Provided information:
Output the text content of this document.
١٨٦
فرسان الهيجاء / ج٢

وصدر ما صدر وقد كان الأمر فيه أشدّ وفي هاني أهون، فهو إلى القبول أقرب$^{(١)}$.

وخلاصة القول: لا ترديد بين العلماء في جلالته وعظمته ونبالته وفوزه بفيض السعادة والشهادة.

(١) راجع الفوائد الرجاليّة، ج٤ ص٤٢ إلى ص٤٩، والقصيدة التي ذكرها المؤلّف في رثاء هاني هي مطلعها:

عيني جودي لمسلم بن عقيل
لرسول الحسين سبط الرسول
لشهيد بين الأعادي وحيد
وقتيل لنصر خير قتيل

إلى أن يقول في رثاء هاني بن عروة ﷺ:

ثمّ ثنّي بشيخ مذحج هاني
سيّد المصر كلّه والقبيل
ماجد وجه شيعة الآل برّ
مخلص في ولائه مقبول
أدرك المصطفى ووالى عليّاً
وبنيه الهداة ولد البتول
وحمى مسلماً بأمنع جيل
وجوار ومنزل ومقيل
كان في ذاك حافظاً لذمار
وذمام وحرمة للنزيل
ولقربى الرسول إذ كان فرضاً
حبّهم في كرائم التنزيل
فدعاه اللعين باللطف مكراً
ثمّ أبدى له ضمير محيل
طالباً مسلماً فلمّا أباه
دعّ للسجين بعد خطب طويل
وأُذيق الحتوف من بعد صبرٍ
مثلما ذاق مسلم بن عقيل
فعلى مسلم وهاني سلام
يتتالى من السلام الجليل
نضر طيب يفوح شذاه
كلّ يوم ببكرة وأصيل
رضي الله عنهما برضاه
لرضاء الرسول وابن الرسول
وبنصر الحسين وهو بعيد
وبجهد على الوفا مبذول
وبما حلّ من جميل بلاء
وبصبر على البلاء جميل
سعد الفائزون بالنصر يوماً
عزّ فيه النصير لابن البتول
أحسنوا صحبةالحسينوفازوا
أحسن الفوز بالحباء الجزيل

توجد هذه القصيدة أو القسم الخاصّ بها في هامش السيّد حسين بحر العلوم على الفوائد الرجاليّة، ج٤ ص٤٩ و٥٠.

Requirements: All of the records must be retyped exactly as they are.

Exercise solution:
Output the text content of this document.
١٨٦
فرسان الهيجاء / ج٢

وصدر ما صدر وقد كان الأمر فيه أشدّ وفي هاني أهون، فهو إلى القبول أقرب$^{(١)}$.

وخلاصة القول: لا ترديد بين العلماء في جلالته وعظمته ونبالته وفوزه بفيض السعادة والشهادة.

(١) راجع الفوائد الرجاليّة، ج٤ ص٤٢ إلى ص٤٩، والقصيدة التي ذكرها المؤلّف في رثاء هاني هي مطلعها:

عيني جودي لمسلم بن عقيل
لرسول الحسين سبط الرسول
لشهيد بين الأعادي وحيد
وقتيل لنصر خير قتيل

إلى أن يقول في رثاء هاني بن عروة ﷺ:

ثمّ ثنّي بشيخ مذحج هاني
سيّد المصر كلّه والقبيل
ماجد وجه شيعة الآل برّ
مخلص في ولائه مقبول
أدرك المصطفى ووالى عليّاً
وبنيه الهداة ولد البتول
وحمى مسلماً بأمنع جيل
وجوار ومنزل ومقيل
كان في ذاك حافظاً لذمار
وذمام وحرمة للنزيل
ولقربى الرسول إذ كان فرضاً
حبّهم في كرائم التنزيل
فدعاه اللعين باللطف مكراً
ثمّ أبدى له ضمير محيل
طالباً مسلماً فلمّا أباه
دعّ للسجين بعد خطب طويل
وأُذيق الحتوف من بعد صبرٍ
مثلما ذاق مسلم بن عقيل
فعلى مسلم وهاني سلام
يتتالى من السلام الجليل
نضر طيب يفوح شذاه
كلّ يوم ببكرة وأصيل
رضي الله عنهما برضاه
لرضاء الرسول وابن الرسول
وبنصر الحسين وهو بعيد
وبجهد على الوفا مبذول
وبما حلّ من جميل بلاء
وبصبر على البلاء جميل
سعد الفائزون بالنصر يوماً
عزّ فيه النصير لابن البتول
أحسنوا صحبةالحسينوفازوا
أحسن الفوز بالحباء الجزيل

توجد هذه القصيدة أو القسم الخاصّ بها في هامش السيّد حسين بحر العلوم على الفوائد الرجاليّة، ج٤ ص٤٩ و٥٠.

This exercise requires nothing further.